▸ Problem statement:
Can you pull out each line of the data below that includes the word "marker"?

:: Data records ::

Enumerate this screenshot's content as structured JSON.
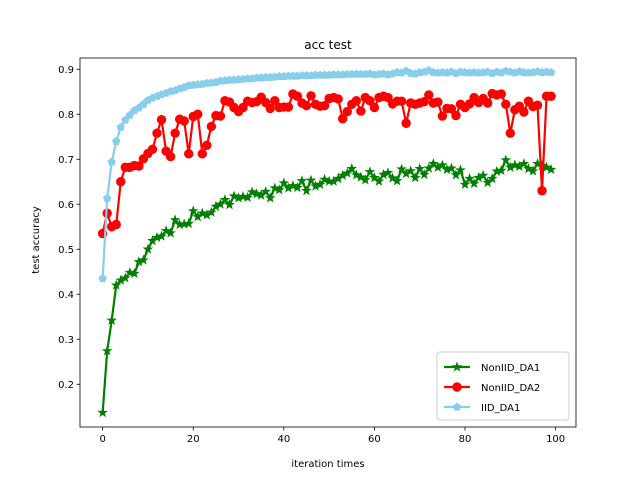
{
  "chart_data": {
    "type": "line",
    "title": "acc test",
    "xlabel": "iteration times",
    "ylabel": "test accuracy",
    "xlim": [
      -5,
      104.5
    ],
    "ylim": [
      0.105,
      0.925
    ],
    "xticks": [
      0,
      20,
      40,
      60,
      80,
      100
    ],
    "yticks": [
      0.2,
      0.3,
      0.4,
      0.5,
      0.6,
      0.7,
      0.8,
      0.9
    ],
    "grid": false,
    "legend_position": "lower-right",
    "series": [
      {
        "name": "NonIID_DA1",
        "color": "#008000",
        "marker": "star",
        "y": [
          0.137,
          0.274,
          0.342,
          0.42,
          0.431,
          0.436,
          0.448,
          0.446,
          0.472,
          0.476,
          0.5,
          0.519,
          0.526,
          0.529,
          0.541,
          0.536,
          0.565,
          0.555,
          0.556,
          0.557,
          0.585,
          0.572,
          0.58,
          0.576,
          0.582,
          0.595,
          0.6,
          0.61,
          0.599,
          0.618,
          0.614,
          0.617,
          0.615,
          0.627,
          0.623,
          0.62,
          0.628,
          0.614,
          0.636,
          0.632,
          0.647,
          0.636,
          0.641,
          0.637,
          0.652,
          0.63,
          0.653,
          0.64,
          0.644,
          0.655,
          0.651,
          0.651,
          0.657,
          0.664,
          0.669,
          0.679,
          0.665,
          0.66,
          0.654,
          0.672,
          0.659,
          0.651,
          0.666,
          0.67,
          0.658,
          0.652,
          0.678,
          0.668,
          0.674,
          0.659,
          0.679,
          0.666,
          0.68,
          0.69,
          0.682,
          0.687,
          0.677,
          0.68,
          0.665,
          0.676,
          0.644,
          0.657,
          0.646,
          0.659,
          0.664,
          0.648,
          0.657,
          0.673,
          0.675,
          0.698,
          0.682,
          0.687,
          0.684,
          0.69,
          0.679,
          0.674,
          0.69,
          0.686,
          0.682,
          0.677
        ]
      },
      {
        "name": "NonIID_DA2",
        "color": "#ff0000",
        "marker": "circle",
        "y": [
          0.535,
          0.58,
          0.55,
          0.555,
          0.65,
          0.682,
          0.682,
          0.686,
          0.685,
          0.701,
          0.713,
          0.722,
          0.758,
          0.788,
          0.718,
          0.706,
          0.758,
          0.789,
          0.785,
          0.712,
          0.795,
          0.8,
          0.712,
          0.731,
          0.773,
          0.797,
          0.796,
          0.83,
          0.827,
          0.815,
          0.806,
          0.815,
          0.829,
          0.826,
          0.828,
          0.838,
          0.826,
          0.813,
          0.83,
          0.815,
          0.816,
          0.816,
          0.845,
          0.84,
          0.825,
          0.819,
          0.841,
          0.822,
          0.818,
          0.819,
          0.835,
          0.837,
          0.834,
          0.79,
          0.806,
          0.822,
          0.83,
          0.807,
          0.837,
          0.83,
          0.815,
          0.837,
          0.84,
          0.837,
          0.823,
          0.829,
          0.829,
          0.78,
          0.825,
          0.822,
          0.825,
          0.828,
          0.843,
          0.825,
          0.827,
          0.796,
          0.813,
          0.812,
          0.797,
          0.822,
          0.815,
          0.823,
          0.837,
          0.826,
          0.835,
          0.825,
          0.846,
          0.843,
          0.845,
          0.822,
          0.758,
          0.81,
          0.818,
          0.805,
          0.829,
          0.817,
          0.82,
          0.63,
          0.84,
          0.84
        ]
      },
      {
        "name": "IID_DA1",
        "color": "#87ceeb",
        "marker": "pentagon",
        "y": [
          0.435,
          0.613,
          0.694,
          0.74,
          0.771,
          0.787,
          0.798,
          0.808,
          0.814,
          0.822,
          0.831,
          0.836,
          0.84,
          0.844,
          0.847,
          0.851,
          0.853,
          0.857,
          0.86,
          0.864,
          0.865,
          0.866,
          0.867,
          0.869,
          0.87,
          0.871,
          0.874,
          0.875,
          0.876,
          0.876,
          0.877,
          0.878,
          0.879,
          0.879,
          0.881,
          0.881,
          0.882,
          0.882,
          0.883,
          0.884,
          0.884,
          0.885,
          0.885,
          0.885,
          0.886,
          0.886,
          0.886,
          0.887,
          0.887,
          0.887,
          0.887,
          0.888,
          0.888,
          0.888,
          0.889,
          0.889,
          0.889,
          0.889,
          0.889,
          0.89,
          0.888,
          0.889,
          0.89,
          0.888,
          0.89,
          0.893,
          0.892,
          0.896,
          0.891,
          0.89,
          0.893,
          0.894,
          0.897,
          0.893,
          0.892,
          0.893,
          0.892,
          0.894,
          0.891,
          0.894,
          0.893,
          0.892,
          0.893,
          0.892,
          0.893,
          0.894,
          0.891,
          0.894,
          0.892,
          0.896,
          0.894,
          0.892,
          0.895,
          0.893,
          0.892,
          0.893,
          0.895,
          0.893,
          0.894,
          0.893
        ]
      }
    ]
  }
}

:::

▸ Right answer:
        "marker": "star",
        "marker": "circle",
        "marker": "pentagon",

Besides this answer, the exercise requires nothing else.